» **Work to be completed**
Find the word "molecule" in the data below and copy each line that holds it.

Saved data entries:
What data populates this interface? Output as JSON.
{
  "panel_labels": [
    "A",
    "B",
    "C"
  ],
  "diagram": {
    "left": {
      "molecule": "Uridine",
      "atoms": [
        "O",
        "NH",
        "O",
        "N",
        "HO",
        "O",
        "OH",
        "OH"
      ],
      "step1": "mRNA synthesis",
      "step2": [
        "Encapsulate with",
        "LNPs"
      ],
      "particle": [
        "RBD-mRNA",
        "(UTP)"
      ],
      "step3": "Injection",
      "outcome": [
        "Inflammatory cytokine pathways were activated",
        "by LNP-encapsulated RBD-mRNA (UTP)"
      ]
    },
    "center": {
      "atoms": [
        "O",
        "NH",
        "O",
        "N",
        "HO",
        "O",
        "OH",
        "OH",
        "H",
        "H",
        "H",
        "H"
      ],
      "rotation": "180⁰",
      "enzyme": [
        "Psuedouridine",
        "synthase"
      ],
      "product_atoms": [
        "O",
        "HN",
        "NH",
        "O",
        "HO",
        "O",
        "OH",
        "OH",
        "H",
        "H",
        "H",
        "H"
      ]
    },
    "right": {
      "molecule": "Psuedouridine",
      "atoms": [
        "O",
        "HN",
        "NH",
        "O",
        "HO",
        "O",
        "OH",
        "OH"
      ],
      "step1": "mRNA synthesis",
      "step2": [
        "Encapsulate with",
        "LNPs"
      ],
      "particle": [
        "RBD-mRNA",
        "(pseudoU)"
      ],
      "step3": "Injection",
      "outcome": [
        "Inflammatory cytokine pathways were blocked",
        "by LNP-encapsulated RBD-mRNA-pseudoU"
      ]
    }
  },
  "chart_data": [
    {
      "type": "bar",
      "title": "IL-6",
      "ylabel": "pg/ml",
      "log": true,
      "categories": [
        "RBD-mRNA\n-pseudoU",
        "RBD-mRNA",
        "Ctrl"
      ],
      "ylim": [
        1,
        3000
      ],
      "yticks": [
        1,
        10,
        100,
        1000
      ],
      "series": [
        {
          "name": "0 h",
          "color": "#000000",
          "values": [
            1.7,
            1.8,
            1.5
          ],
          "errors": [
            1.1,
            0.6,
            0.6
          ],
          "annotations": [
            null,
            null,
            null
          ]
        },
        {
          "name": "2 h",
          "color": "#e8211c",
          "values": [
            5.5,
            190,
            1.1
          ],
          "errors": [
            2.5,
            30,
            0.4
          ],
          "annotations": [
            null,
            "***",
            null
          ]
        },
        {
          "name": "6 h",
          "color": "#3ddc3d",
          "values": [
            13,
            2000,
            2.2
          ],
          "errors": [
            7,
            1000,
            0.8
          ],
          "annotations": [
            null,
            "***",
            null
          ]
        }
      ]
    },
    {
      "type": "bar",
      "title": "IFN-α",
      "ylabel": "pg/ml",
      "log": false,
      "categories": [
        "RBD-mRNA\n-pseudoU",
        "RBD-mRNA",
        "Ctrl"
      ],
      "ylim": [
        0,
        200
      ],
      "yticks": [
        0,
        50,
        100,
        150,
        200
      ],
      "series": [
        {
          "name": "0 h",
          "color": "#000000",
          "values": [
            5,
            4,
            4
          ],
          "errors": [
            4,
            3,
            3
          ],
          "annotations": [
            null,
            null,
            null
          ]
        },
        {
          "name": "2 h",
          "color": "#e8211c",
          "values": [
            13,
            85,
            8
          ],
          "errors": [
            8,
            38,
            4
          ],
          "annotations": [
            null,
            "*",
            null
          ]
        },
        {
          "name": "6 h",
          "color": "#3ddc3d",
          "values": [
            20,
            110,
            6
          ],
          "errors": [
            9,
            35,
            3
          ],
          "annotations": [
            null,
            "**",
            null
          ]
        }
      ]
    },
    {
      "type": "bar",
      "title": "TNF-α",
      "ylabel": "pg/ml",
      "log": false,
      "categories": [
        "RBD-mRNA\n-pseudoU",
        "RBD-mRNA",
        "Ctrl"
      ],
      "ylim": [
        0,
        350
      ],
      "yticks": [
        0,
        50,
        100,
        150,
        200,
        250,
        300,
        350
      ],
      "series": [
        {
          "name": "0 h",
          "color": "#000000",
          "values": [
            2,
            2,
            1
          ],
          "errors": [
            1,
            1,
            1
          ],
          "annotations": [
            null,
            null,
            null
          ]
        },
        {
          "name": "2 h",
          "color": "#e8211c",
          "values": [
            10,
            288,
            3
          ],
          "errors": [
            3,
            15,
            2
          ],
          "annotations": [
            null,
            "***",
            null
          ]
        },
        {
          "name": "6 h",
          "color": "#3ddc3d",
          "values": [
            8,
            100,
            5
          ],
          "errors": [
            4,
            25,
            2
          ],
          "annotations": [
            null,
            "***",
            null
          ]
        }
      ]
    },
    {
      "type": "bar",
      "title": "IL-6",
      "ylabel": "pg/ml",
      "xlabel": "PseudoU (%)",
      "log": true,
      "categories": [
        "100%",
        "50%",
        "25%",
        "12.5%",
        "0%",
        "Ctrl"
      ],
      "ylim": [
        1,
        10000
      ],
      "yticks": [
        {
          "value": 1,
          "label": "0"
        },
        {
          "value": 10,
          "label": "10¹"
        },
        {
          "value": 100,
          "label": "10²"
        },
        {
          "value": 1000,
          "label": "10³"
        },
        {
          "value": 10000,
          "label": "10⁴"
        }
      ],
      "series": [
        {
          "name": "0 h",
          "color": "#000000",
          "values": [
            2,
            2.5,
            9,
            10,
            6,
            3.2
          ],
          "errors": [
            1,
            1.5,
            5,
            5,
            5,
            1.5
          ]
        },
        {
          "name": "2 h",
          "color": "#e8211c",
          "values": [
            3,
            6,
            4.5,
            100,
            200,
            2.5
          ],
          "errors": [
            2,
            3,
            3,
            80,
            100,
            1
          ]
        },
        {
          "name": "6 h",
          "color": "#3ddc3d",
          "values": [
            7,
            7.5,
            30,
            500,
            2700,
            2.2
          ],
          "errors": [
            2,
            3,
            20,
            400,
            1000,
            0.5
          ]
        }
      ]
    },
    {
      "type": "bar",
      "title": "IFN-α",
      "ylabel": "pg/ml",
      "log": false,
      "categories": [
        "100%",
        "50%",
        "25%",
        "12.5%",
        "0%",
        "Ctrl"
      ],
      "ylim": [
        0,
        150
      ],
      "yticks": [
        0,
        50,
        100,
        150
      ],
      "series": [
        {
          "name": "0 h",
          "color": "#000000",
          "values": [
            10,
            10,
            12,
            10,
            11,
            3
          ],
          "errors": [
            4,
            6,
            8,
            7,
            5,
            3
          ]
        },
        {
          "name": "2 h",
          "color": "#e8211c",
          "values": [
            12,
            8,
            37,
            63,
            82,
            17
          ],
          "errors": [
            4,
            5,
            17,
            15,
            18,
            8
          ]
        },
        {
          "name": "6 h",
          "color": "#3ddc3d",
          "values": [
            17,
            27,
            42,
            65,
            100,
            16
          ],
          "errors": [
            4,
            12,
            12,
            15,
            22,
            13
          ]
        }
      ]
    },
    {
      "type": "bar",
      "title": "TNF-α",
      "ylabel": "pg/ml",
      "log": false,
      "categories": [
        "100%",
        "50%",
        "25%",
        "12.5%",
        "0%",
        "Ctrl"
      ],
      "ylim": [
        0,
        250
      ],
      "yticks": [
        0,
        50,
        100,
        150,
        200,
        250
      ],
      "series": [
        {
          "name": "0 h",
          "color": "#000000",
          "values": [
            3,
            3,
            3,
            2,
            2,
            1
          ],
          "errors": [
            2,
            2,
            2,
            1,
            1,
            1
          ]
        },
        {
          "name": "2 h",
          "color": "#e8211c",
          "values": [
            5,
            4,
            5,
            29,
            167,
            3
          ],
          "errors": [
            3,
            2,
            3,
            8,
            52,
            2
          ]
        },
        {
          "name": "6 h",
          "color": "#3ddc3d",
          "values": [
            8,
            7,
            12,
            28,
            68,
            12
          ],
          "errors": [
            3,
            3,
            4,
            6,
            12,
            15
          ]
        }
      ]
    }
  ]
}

» **Output for this task**
      "molecule": "Uridine",
      "molecule": "Psuedouridine",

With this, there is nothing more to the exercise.